◆ **Stored rows**
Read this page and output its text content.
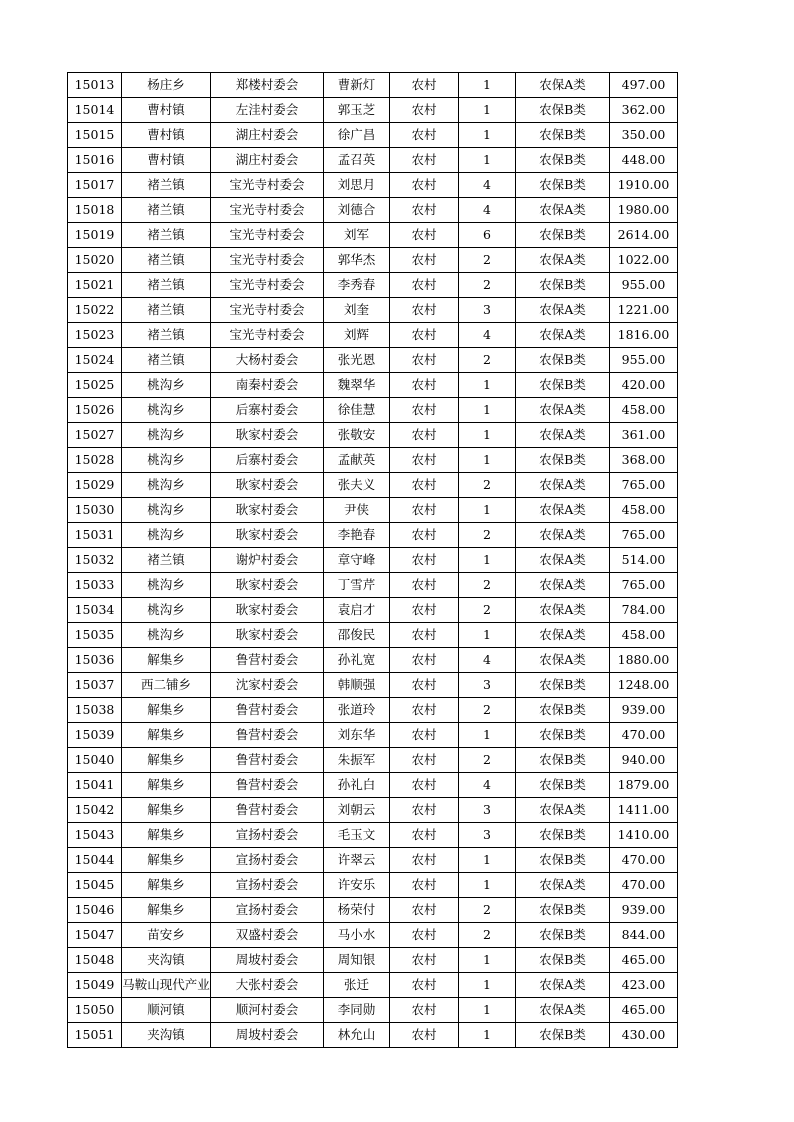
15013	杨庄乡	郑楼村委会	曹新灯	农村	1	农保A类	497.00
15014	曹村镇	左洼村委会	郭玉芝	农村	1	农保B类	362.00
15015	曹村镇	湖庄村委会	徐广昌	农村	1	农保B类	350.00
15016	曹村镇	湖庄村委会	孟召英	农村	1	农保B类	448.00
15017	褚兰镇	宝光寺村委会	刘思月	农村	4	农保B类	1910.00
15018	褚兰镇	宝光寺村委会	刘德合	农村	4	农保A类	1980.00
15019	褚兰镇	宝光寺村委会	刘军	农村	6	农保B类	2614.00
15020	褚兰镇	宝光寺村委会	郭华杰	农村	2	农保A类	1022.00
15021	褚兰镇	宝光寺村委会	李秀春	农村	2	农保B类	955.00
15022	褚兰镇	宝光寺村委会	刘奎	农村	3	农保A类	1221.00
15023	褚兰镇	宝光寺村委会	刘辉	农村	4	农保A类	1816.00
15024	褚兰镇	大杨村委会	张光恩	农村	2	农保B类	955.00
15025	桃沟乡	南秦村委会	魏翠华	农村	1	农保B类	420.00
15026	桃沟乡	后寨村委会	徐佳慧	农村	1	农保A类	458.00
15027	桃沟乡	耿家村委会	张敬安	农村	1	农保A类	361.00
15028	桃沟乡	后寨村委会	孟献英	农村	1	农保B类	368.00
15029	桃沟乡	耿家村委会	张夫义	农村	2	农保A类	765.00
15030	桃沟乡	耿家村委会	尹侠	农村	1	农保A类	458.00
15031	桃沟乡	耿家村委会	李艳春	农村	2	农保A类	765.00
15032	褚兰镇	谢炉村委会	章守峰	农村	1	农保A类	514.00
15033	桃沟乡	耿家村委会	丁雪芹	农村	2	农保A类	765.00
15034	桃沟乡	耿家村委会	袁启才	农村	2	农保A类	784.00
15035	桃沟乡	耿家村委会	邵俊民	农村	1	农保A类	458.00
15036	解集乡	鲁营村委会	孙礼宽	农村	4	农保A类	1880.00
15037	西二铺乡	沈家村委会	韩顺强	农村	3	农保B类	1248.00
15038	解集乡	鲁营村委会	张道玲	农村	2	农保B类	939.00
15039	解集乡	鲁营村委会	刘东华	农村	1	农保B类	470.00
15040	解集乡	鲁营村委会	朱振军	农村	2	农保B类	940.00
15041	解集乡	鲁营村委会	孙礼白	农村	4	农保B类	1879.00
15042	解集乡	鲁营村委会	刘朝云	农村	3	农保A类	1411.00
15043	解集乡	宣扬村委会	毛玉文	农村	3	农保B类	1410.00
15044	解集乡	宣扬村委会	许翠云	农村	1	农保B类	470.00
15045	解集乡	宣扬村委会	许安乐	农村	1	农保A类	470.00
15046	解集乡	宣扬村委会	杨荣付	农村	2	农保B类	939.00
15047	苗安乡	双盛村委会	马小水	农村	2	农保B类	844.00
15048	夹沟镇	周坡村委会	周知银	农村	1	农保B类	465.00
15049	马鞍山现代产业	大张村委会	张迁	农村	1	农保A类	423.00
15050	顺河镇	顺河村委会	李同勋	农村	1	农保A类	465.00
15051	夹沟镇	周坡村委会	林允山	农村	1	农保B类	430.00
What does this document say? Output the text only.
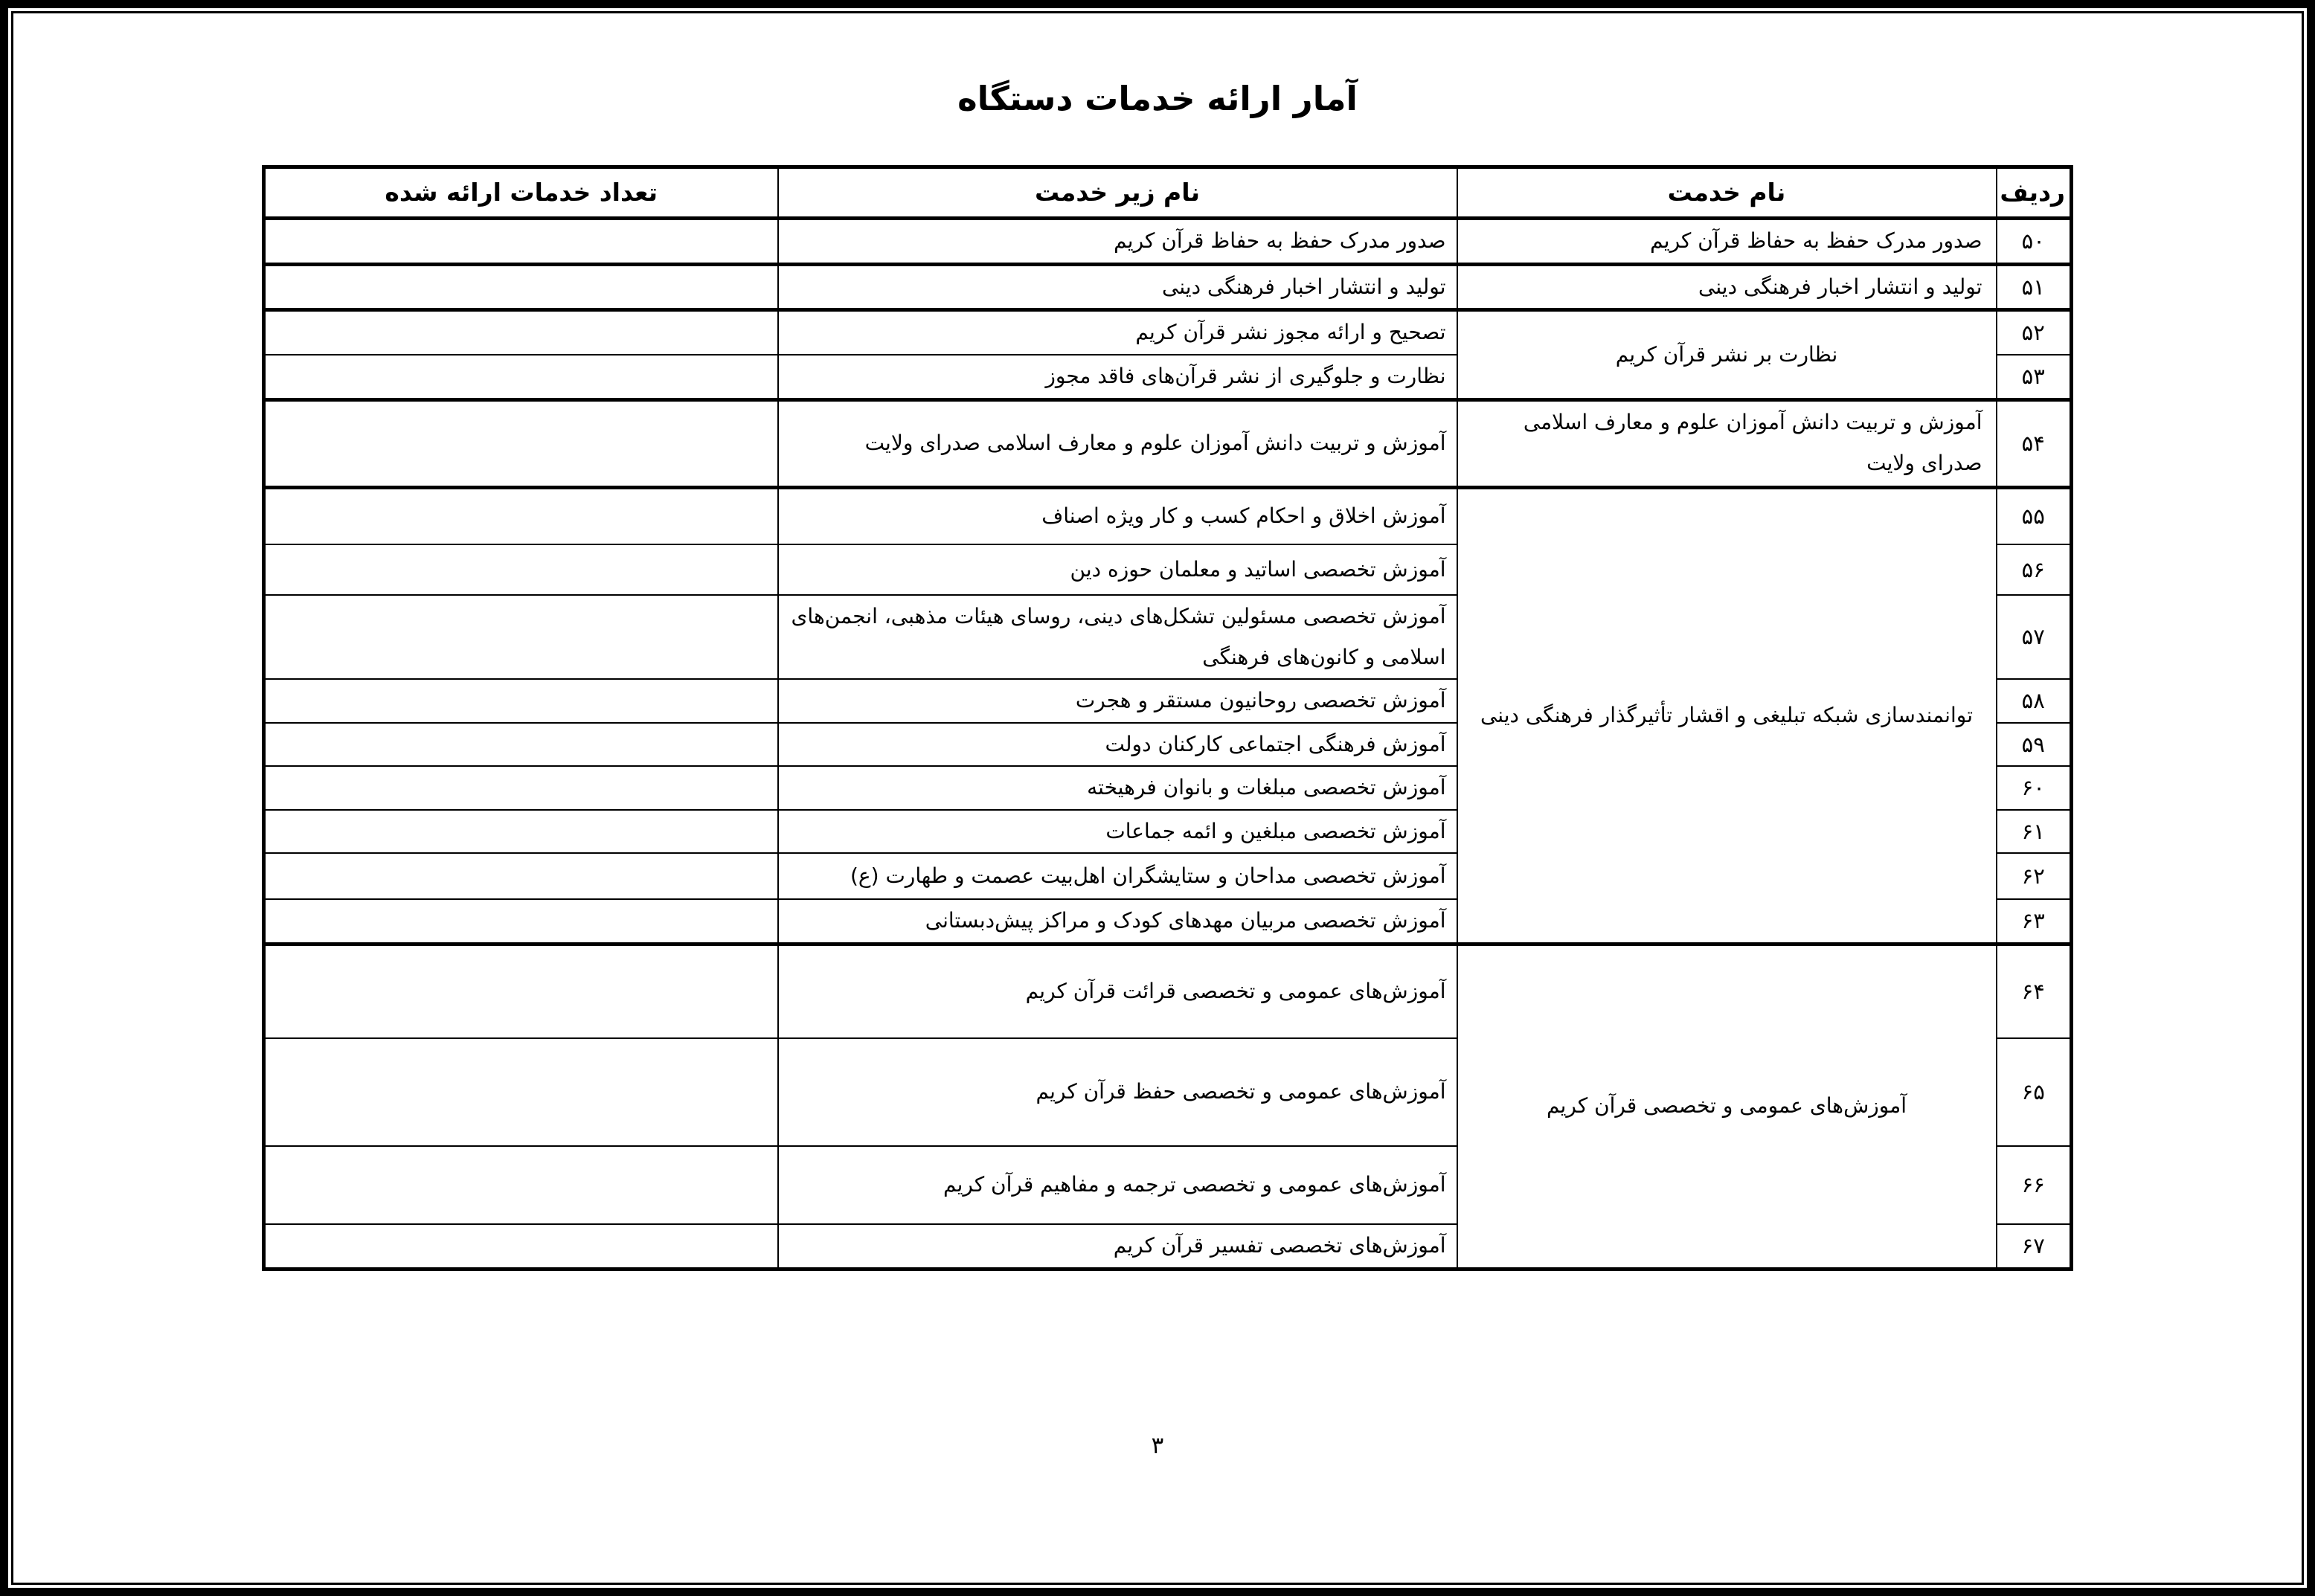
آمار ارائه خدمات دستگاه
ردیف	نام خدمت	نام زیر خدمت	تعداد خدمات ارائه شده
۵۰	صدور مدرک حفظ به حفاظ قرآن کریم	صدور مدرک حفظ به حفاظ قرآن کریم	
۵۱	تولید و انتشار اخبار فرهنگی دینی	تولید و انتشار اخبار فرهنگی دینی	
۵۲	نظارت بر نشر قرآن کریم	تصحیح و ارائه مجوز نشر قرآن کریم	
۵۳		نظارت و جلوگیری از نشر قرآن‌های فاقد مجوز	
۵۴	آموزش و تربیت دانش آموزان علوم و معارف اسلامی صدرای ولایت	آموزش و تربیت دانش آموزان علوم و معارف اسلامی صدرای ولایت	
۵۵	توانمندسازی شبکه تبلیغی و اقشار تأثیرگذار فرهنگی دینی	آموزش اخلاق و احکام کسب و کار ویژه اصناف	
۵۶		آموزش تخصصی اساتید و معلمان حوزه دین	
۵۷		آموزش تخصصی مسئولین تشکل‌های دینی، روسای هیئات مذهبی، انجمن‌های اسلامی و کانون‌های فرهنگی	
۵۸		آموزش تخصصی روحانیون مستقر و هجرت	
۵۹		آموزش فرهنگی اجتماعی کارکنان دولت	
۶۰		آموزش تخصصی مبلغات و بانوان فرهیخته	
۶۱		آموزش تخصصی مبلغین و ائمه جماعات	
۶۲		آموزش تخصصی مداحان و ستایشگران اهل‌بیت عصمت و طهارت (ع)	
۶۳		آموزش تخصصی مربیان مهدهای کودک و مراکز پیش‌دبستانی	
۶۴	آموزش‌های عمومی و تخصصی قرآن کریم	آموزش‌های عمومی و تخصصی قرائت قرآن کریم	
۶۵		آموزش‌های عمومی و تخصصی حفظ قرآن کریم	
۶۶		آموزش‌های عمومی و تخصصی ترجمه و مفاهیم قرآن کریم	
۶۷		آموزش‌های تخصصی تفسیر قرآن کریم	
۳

◆ **Exercise goal**
Tally up the lines in the preceding listing that contain the string "text". Respond with the number and nothing else.

◆ **Complete response**
2